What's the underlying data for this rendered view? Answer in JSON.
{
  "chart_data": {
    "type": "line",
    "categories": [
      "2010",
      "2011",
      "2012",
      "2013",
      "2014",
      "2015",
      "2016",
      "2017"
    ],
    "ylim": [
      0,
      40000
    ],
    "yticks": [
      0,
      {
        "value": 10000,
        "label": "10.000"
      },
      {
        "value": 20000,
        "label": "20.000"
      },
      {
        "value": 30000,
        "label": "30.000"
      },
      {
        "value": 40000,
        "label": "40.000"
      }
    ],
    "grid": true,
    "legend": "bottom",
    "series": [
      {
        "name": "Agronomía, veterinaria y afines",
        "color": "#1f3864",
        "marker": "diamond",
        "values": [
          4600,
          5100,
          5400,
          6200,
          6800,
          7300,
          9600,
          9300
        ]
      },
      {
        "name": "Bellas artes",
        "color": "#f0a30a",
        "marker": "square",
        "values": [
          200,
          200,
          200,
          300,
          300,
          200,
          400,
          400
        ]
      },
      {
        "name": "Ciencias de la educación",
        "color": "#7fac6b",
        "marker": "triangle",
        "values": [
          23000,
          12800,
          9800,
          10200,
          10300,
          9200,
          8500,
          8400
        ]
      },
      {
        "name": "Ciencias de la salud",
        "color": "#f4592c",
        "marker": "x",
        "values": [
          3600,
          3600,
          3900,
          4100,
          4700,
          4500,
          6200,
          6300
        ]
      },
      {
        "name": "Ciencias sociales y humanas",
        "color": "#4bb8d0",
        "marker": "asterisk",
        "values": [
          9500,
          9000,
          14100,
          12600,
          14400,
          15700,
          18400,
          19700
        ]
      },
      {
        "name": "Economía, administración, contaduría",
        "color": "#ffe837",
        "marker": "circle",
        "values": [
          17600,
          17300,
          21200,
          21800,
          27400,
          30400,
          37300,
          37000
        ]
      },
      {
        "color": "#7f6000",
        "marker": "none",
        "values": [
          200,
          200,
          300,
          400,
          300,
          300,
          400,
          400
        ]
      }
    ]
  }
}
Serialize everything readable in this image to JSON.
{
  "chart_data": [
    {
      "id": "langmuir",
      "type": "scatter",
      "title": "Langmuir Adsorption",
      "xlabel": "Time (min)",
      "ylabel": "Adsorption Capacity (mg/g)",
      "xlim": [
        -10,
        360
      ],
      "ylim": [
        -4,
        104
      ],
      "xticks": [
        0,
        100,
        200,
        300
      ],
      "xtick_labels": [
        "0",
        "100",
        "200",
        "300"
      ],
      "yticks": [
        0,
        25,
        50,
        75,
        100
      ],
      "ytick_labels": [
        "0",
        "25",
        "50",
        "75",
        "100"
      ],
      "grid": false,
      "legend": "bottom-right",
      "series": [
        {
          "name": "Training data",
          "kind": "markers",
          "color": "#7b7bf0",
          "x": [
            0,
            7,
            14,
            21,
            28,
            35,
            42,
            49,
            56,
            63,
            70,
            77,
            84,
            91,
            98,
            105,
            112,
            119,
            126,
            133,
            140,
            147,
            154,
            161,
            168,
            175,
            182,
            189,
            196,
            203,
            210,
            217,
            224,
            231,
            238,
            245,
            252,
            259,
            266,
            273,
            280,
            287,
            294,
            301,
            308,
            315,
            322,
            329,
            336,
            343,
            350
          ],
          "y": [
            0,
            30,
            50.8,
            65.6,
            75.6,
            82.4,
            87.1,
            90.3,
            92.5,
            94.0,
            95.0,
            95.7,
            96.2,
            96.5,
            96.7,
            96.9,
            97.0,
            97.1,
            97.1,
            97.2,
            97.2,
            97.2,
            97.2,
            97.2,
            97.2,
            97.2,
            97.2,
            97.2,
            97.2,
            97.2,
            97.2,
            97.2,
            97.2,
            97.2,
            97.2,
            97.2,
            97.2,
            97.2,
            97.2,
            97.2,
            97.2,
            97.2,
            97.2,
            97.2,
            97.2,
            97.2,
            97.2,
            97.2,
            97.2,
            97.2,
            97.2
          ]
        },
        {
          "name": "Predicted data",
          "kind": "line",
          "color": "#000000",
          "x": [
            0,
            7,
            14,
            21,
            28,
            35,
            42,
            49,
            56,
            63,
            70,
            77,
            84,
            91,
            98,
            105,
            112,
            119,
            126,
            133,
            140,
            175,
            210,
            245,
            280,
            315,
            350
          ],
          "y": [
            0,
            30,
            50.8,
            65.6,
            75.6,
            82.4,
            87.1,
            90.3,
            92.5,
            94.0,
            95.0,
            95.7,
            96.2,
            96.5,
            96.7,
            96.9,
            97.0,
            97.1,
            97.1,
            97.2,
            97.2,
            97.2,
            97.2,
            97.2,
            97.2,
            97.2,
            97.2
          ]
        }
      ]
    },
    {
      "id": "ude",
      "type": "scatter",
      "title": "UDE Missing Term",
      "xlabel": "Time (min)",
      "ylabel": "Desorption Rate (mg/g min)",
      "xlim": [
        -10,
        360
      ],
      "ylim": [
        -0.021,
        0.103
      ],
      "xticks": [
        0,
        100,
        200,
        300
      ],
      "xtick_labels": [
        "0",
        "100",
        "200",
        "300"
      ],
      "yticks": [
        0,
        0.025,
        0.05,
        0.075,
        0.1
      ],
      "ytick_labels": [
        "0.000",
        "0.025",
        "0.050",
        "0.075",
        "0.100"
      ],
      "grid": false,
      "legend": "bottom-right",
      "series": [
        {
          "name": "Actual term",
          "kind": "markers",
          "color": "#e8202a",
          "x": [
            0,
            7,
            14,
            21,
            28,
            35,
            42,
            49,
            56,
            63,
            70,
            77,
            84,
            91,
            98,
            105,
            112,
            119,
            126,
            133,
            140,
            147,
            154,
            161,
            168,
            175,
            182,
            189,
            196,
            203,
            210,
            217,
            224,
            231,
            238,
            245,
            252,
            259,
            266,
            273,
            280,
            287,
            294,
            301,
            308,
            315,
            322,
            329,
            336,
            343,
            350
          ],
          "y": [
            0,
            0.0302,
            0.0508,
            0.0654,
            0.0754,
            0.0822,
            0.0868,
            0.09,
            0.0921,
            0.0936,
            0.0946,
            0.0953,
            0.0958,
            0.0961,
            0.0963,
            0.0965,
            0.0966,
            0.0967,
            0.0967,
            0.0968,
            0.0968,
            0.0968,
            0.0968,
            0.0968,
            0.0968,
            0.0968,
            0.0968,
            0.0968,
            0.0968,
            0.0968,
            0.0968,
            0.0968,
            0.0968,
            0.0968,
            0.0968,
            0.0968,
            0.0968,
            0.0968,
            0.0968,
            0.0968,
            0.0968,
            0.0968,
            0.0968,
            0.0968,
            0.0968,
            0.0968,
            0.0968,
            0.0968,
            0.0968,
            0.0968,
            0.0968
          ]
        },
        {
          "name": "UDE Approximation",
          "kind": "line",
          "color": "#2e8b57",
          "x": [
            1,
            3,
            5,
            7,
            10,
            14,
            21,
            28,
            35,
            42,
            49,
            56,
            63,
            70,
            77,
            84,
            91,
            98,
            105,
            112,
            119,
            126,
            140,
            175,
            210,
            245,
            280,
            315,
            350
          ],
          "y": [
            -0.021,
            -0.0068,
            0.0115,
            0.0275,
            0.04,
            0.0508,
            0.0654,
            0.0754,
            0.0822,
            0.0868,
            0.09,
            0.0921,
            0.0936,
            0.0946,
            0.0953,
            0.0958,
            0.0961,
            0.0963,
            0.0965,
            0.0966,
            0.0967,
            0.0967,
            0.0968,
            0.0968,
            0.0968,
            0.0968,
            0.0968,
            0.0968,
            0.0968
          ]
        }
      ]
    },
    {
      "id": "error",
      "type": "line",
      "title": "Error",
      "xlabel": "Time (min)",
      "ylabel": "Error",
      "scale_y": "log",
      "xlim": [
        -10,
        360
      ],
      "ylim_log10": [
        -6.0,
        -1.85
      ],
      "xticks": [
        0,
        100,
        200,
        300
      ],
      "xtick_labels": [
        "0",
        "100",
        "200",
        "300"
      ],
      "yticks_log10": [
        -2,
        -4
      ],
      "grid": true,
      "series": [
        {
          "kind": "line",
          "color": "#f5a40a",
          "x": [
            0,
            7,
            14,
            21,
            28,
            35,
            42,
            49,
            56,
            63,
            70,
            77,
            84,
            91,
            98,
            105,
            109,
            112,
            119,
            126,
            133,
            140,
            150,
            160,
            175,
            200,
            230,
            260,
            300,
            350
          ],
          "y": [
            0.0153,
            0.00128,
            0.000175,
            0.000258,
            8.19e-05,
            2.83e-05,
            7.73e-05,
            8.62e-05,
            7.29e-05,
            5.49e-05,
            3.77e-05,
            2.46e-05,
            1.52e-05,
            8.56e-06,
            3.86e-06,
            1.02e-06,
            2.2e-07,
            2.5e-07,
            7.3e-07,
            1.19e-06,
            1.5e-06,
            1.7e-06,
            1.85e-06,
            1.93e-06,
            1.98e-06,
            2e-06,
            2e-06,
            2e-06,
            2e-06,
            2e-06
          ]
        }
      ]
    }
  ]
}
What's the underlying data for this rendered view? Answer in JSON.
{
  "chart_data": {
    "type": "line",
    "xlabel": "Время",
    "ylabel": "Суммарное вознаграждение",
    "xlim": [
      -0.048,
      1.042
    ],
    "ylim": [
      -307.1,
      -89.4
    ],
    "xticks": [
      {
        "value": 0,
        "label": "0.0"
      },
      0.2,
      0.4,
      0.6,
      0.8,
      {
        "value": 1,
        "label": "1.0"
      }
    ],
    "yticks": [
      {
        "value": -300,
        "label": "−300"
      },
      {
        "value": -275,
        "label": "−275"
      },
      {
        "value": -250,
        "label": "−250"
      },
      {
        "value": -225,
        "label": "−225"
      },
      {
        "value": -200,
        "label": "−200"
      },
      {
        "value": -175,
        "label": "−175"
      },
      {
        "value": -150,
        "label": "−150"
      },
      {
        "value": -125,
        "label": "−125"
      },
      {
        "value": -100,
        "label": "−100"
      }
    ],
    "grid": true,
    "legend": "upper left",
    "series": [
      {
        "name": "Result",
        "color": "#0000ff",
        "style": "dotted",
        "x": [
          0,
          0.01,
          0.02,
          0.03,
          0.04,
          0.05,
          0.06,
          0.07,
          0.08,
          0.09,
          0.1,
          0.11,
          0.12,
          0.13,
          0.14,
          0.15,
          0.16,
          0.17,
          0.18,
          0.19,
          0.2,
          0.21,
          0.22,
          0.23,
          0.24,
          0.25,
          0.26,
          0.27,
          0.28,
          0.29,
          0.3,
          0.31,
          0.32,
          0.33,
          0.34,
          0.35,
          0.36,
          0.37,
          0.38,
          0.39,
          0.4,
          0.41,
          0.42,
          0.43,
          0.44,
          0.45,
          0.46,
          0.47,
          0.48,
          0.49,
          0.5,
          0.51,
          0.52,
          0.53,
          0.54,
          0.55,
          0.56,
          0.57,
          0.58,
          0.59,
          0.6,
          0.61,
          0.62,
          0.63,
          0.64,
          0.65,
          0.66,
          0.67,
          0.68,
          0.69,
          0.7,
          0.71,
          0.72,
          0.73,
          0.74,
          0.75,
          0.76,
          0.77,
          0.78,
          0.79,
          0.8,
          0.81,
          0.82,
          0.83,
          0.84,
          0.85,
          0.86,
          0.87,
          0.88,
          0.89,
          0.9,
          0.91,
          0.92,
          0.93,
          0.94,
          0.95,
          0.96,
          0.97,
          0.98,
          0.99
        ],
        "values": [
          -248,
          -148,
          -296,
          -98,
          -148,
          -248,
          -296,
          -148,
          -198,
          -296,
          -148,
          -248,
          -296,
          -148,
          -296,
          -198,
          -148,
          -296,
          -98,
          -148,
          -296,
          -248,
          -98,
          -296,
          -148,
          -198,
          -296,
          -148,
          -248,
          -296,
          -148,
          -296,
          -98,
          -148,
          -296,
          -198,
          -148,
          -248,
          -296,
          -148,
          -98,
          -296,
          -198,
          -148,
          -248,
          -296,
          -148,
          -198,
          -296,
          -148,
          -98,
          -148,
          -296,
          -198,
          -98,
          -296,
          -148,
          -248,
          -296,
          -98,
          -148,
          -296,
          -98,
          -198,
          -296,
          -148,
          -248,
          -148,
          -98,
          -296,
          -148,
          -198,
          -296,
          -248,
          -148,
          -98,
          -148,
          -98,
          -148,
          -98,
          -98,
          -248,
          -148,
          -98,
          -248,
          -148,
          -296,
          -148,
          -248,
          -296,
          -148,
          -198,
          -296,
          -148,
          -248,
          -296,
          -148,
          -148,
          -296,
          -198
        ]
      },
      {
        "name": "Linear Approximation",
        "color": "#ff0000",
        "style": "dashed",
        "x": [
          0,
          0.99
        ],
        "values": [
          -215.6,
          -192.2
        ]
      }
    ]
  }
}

**Your objective:**
Which lines above contain the word "ylabel"? Copy each of them.

**Task solution:**
      "ylabel": "Adsorption Capacity (mg/g)",
      "ylabel": "Desorption Rate (mg/g min)",
      "ylabel": "Error",
    "ylabel": "Суммарное вознаграждение",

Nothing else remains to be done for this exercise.